-- The data --
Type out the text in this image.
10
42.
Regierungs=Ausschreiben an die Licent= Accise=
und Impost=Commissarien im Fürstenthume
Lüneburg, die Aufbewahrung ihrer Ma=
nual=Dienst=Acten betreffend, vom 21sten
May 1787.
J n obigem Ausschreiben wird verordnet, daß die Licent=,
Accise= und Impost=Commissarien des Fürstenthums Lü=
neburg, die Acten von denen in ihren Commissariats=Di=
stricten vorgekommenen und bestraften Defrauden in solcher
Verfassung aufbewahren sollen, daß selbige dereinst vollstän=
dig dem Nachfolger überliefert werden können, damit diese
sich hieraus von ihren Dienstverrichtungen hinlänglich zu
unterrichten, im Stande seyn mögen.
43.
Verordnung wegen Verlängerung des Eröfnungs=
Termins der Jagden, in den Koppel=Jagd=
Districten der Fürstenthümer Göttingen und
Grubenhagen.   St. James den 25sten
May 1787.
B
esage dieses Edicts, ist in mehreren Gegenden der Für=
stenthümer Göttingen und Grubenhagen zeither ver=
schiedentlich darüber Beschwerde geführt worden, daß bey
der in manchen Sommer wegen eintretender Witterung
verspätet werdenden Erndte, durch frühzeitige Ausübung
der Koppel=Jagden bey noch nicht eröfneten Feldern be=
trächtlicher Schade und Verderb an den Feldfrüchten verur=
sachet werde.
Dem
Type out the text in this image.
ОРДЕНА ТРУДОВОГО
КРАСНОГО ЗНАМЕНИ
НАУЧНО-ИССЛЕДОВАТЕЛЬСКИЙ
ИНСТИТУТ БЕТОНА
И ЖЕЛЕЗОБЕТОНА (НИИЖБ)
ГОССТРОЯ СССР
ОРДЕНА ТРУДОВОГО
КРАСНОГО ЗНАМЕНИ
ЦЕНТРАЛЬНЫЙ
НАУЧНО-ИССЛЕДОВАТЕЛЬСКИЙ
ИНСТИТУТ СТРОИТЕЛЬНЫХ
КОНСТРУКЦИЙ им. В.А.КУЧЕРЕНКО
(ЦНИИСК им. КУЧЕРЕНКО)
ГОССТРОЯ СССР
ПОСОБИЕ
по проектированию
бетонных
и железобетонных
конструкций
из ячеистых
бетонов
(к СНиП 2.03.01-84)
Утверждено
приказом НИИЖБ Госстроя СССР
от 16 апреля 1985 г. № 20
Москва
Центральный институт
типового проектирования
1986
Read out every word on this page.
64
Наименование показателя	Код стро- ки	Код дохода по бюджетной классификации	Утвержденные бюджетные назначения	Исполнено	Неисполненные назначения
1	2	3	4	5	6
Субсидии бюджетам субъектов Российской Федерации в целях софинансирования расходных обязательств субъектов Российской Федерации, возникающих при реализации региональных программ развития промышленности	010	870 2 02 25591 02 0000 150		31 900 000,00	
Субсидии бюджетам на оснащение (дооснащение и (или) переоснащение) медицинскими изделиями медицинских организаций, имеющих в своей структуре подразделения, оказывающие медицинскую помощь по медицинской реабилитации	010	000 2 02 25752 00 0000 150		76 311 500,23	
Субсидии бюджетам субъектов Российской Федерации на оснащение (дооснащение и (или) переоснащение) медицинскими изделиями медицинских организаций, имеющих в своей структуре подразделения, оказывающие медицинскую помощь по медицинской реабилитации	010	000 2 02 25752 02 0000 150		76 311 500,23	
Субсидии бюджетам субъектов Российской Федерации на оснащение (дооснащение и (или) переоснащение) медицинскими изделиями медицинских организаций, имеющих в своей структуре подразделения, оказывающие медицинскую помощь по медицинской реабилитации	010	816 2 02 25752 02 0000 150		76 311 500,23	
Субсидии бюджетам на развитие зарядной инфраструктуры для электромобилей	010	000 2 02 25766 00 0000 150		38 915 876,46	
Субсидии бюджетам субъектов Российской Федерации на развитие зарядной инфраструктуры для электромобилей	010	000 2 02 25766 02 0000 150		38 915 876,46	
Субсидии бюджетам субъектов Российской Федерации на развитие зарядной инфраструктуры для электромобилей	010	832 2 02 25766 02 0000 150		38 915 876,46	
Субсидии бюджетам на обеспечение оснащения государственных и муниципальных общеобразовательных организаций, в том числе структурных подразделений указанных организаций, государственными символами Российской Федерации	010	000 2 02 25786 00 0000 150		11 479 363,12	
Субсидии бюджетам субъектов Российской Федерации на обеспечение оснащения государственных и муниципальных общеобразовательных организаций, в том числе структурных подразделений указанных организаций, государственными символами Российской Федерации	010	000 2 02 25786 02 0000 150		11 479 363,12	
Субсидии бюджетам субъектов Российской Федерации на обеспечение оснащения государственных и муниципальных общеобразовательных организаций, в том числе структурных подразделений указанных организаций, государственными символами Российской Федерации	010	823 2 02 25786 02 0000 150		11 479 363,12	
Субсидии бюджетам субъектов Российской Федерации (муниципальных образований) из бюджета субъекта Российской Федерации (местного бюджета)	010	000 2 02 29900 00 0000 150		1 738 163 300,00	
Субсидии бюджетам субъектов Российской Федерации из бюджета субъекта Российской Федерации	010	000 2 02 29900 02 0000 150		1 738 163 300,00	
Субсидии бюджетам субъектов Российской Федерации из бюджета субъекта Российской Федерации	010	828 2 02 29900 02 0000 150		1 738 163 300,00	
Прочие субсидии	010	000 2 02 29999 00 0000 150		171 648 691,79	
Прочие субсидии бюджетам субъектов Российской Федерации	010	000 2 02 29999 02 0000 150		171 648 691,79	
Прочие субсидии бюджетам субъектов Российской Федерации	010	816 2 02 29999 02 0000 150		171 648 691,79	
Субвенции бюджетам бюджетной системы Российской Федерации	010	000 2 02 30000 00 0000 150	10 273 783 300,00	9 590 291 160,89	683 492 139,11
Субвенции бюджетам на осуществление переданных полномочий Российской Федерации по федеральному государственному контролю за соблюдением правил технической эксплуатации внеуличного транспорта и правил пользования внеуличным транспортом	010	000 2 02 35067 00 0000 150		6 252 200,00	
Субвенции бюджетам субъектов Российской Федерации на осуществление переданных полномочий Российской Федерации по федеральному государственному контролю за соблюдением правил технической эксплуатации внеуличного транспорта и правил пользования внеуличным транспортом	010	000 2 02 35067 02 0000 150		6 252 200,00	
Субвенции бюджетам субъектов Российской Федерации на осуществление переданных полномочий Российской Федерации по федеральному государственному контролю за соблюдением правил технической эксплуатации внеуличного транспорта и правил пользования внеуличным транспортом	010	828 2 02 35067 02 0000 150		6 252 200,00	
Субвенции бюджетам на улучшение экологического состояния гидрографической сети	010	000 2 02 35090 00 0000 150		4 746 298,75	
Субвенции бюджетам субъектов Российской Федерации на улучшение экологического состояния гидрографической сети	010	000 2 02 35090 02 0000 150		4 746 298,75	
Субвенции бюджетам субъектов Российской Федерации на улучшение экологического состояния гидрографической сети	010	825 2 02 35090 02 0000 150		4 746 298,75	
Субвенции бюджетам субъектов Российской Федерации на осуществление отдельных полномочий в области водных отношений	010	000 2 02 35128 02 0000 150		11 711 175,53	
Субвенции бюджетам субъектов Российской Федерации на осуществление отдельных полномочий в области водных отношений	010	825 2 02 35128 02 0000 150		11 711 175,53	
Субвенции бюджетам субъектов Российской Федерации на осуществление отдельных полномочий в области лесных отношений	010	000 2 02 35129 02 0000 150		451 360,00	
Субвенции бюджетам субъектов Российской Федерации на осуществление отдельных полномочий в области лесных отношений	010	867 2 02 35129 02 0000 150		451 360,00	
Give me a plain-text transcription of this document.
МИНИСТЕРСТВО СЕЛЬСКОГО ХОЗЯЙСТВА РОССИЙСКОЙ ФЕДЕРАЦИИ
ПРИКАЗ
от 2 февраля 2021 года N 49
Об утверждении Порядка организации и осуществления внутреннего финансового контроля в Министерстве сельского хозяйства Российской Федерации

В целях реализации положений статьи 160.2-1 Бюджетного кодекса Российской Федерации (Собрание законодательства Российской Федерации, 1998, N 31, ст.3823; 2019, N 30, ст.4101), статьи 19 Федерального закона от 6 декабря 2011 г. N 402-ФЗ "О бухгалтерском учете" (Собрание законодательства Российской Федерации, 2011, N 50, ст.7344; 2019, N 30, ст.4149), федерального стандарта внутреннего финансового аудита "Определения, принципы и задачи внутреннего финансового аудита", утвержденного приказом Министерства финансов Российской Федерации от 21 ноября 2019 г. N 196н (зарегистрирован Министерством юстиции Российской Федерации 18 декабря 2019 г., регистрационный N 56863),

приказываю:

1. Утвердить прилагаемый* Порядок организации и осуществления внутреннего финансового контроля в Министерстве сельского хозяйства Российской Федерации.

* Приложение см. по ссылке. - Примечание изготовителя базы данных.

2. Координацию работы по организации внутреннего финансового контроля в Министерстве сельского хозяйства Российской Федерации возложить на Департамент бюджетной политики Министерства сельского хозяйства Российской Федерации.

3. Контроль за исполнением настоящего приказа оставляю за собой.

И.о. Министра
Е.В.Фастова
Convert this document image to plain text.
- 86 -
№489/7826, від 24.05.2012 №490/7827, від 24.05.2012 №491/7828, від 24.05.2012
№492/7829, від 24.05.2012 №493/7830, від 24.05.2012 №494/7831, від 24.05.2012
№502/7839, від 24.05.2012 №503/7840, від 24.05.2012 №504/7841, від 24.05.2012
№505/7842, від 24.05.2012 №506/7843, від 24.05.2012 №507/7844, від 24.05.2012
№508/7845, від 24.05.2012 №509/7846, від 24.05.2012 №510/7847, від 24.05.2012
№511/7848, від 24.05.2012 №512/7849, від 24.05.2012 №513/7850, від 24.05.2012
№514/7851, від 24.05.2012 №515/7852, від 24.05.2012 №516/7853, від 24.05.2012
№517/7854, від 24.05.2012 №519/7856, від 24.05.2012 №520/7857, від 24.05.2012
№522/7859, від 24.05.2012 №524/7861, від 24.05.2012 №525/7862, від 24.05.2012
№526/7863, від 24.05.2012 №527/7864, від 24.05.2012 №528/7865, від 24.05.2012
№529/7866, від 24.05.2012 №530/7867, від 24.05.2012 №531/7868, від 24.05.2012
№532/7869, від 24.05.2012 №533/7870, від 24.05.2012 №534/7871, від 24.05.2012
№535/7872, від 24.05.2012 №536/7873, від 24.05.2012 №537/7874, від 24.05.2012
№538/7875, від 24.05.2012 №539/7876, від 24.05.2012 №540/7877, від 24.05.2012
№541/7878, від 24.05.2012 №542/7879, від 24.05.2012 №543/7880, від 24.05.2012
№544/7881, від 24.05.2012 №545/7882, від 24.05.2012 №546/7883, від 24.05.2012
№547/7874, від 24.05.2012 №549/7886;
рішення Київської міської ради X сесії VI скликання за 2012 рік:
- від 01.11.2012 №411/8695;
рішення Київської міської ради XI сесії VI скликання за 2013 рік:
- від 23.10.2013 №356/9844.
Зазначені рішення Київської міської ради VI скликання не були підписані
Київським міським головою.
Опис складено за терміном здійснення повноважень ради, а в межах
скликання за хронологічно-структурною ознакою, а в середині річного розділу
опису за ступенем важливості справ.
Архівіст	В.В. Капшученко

-- Brief --
Track down all lines above with the string "развитие" and copy them.

-- Answer --
Субсидии бюджетам на развитие зарядной инфраструктуры для электромобилей	010	000 2 02 25766 00 0000 150		38 915 876,46	
Субсидии бюджетам субъектов Российской Федерации на развитие зарядной инфраструктуры для электромобилей	010	000 2 02 25766 02 0000 150		38 915 876,46	
Субсидии бюджетам субъектов Российской Федерации на развитие зарядной инфраструктуры для электромобилей	010	832 2 02 25766 02 0000 150		38 915 876,46	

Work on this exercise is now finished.